(Obiettivo)
Filtra le righe qui sotto e riporta, per favore, ciascuna riga che contiene la parola "transports".

***

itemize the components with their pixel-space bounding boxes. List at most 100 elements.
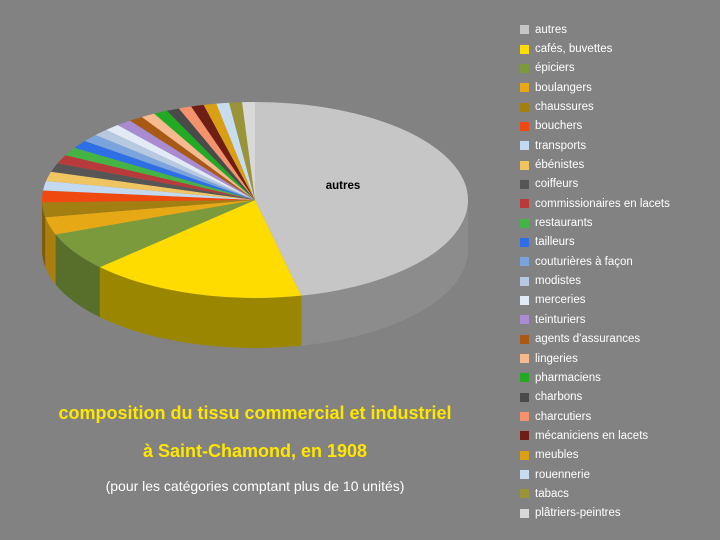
slice-side-boulangers	[45, 217, 56, 285]
legend-label: charcutiers	[535, 410, 592, 423]
slice-charcutiers	[178, 106, 255, 200]
legend-swatch	[520, 141, 529, 151]
legend-swatch	[520, 218, 529, 228]
legend-item-couturieres-a-facon: couturières à façon	[520, 252, 715, 271]
legend-label: teinturiers	[535, 313, 586, 326]
legend: autres cafés, buvettes épiciers boulangers c…	[520, 20, 715, 523]
slice-modistes	[95, 129, 256, 200]
slice-label-autres: autres	[326, 180, 361, 192]
legend-label: autres	[535, 23, 567, 36]
legend-item-platriers-peintres: plâtriers-peintres	[520, 504, 715, 523]
slice-boulangers	[45, 200, 255, 235]
slice-tabacs	[229, 102, 255, 200]
legend-label: tailleurs	[535, 236, 575, 249]
legend-item-merceries: merceries	[520, 291, 715, 310]
legend-label: cafés, buvettes	[535, 43, 613, 56]
legend-swatch	[520, 121, 529, 131]
legend-label: bouchers	[535, 120, 583, 133]
legend-item-tabacs: tabacs	[520, 484, 715, 503]
legend-swatch	[520, 431, 529, 441]
slice-cafes-buvettes	[99, 200, 302, 298]
legend-swatch	[520, 354, 529, 364]
slice-platriers-peintres	[242, 102, 255, 200]
legend-swatch	[520, 508, 529, 518]
legend-label: tabacs	[535, 487, 569, 500]
slice-tailleurs	[74, 141, 255, 200]
legend-swatch	[520, 315, 529, 325]
legend-label: mécaniciens en lacets	[535, 429, 649, 442]
slice-couturieres-a-facon	[84, 135, 255, 200]
legend-swatch	[520, 257, 529, 267]
slice-autres	[255, 102, 468, 296]
legend-label: charbons	[535, 391, 583, 404]
legend-item-transports: transports	[520, 136, 715, 155]
legend-item-chaussures: chaussures	[520, 97, 715, 116]
legend-swatch	[520, 83, 529, 93]
legend-item-autres: autres	[520, 20, 715, 39]
legend-swatch	[520, 199, 529, 209]
legend-swatch	[520, 25, 529, 35]
legend-item-lingeries: lingeries	[520, 349, 715, 368]
legend-item-agents-d-assurances: agents d'assurances	[520, 330, 715, 349]
chart-title-line2: à Saint-Chamond, en 1908	[142, 441, 368, 461]
legend-item-tailleurs: tailleurs	[520, 233, 715, 252]
legend-label: meubles	[535, 449, 579, 462]
legend-item-bouchers: bouchers	[520, 117, 715, 136]
legend-label: boulangers	[535, 81, 592, 94]
legend-label: transports	[535, 139, 587, 152]
legend-label: coiffeurs	[535, 178, 579, 191]
slice-pharmaciens	[154, 110, 255, 200]
legend-item-charbons: charbons	[520, 388, 715, 407]
slice-epiciers	[55, 200, 255, 268]
legend-item-boulangers: boulangers	[520, 78, 715, 97]
slice-mecaniciens-en-lacets	[191, 104, 255, 200]
legend-item-commissionaires-en-lacets: commissionaires en lacets	[520, 194, 715, 213]
legend-swatch	[520, 179, 529, 189]
slice-rouennerie	[216, 102, 255, 200]
legend-item-mecaniciens-en-lacets: mécaniciens en lacets	[520, 426, 715, 445]
slice-ebenistes	[46, 171, 256, 200]
legend-label: agents d'assurances	[535, 333, 641, 346]
legend-item-pharmaciens: pharmaciens	[520, 368, 715, 387]
legend-item-ebenistes: ébénistes	[520, 155, 715, 174]
chart-subtitle: (pour les catégories comptant plus de 10…	[105, 478, 405, 494]
legend-item-rouennerie: rouennerie	[520, 465, 715, 484]
slice-teinturiers	[117, 120, 256, 200]
legend-label: couturières à façon	[535, 255, 633, 268]
pie-top	[42, 102, 468, 298]
pie-chart: autres	[42, 102, 468, 348]
legend-swatch	[520, 295, 529, 305]
slice-charbons	[166, 108, 255, 200]
legend-swatch	[520, 237, 529, 247]
slice-lingeries	[141, 113, 255, 200]
legend-swatch	[520, 489, 529, 499]
legend-swatch	[520, 373, 529, 383]
legend-swatch	[520, 334, 529, 344]
slice-commissionaires-en-lacets	[57, 155, 255, 200]
legend-item-restaurants: restaurants	[520, 213, 715, 232]
pie-sides	[42, 200, 468, 348]
chart-title-line1: composition du tissu commercial et indus…	[58, 403, 452, 423]
legend-item-charcutiers: charcutiers	[520, 407, 715, 426]
legend-swatch	[520, 44, 529, 54]
slice-side-autres	[301, 200, 468, 346]
slice-side-chaussures	[42, 202, 46, 268]
legend-label: chaussures	[535, 101, 594, 114]
legend-label: modistes	[535, 275, 582, 288]
legend-item-cafes-buvettes: cafés, buvettes	[520, 39, 715, 58]
legend-label: pharmaciens	[535, 371, 601, 384]
legend-item-coiffeurs: coiffeurs	[520, 175, 715, 194]
slice-agents-d-assurances	[130, 116, 255, 200]
legend-label: rouennerie	[535, 468, 590, 481]
legend-swatch	[520, 63, 529, 73]
legend-label: merceries	[535, 294, 586, 307]
slice-restaurants	[65, 147, 255, 200]
legend-label: restaurants	[535, 217, 593, 230]
legend-label: plâtriers-peintres	[535, 507, 621, 520]
slice-chaussures	[42, 200, 256, 218]
legend-swatch	[520, 450, 529, 460]
slice-meubles	[203, 103, 255, 200]
slice-bouchers	[42, 190, 255, 203]
legend-swatch	[520, 102, 529, 112]
legend-item-teinturiers: teinturiers	[520, 310, 715, 329]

***

(Risultato dell'esercizio)
legend-item-transports: transports	[520, 136, 715, 155]
legend-label: transports	[535, 139, 587, 152]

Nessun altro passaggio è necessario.